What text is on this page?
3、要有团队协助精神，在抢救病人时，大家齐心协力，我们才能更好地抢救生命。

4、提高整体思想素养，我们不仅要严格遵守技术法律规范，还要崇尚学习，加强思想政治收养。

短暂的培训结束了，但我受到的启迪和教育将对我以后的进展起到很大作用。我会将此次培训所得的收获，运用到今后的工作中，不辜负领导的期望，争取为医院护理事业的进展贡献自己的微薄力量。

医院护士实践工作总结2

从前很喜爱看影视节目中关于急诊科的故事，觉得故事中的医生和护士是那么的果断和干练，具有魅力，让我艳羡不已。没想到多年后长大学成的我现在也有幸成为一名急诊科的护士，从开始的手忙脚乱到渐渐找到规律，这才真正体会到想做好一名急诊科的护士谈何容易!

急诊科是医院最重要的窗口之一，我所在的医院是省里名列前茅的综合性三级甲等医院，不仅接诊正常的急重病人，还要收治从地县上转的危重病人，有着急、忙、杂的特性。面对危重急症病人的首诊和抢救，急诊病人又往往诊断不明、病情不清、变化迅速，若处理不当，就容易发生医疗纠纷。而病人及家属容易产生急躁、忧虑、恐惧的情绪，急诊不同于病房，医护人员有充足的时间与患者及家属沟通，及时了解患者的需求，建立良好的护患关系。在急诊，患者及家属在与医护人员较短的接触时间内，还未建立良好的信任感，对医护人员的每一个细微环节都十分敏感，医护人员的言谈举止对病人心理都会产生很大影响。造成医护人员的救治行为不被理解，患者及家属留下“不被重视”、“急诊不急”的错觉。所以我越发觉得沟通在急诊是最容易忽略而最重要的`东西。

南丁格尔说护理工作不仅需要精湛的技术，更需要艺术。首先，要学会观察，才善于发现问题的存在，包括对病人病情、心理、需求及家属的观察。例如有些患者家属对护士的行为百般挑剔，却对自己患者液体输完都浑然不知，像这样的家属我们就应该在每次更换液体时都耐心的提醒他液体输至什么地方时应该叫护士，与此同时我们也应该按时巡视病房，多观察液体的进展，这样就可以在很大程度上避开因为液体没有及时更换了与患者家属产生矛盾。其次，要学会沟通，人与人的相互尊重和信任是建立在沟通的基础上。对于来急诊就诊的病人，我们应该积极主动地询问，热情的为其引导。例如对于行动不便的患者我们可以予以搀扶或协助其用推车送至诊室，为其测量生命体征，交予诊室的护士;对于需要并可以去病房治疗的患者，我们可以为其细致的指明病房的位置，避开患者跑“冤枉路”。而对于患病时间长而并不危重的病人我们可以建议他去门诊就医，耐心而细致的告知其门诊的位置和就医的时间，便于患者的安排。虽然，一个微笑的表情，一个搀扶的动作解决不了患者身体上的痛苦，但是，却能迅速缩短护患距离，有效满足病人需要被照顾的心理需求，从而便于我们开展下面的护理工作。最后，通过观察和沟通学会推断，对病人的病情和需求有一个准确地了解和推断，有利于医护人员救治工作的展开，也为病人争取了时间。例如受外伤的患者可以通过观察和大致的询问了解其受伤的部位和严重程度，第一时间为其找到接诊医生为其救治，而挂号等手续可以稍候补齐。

*WHAT IS REQUIRED*.
Reproduce the entries above in full by retyping them exactly.

*OUTPUT OF THE EXERCISE*.
What text is on this page?
3、要有团队协助精神，在抢救病人时，大家齐心协力，我们才能更好地抢救生命。

4、提高整体思想素养，我们不仅要严格遵守技术法律规范，还要崇尚学习，加强思想政治收养。

短暂的培训结束了，但我受到的启迪和教育将对我以后的进展起到很大作用。我会将此次培训所得的收获，运用到今后的工作中，不辜负领导的期望，争取为医院护理事业的进展贡献自己的微薄力量。

医院护士实践工作总结2

从前很喜爱看影视节目中关于急诊科的故事，觉得故事中的医生和护士是那么的果断和干练，具有魅力，让我艳羡不已。没想到多年后长大学成的我现在也有幸成为一名急诊科的护士，从开始的手忙脚乱到渐渐找到规律，这才真正体会到想做好一名急诊科的护士谈何容易!

急诊科是医院最重要的窗口之一，我所在的医院是省里名列前茅的综合性三级甲等医院，不仅接诊正常的急重病人，还要收治从地县上转的危重病人，有着急、忙、杂的特性。面对危重急症病人的首诊和抢救，急诊病人又往往诊断不明、病情不清、变化迅速，若处理不当，就容易发生医疗纠纷。而病人及家属容易产生急躁、忧虑、恐惧的情绪，急诊不同于病房，医护人员有充足的时间与患者及家属沟通，及时了解患者的需求，建立良好的护患关系。在急诊，患者及家属在与医护人员较短的接触时间内，还未建立良好的信任感，对医护人员的每一个细微环节都十分敏感，医护人员的言谈举止对病人心理都会产生很大影响。造成医护人员的救治行为不被理解，患者及家属留下“不被重视”、“急诊不急”的错觉。所以我越发觉得沟通在急诊是最容易忽略而最重要的`东西。

南丁格尔说护理工作不仅需要精湛的技术，更需要艺术。首先，要学会观察，才善于发现问题的存在，包括对病人病情、心理、需求及家属的观察。例如有些患者家属对护士的行为百般挑剔，却对自己患者液体输完都浑然不知，像这样的家属我们就应该在每次更换液体时都耐心的提醒他液体输至什么地方时应该叫护士，与此同时我们也应该按时巡视病房，多观察液体的进展，这样就可以在很大程度上避开因为液体没有及时更换了与患者家属产生矛盾。其次，要学会沟通，人与人的相互尊重和信任是建立在沟通的基础上。对于来急诊就诊的病人，我们应该积极主动地询问，热情的为其引导。例如对于行动不便的患者我们可以予以搀扶或协助其用推车送至诊室，为其测量生命体征，交予诊室的护士;对于需要并可以去病房治疗的患者，我们可以为其细致的指明病房的位置，避开患者跑“冤枉路”。而对于患病时间长而并不危重的病人我们可以建议他去门诊就医，耐心而细致的告知其门诊的位置和就医的时间，便于患者的安排。虽然，一个微笑的表情，一个搀扶的动作解决不了患者身体上的痛苦，但是，却能迅速缩短护患距离，有效满足病人需要被照顾的心理需求，从而便于我们开展下面的护理工作。最后，通过观察和沟通学会推断，对病人的病情和需求有一个准确地了解和推断，有利于医护人员救治工作的展开，也为病人争取了时间。例如受外伤的患者可以通过观察和大致的询问了解其受伤的部位和严重程度，第一时间为其找到接诊医生为其救治，而挂号等手续可以稍候补齐。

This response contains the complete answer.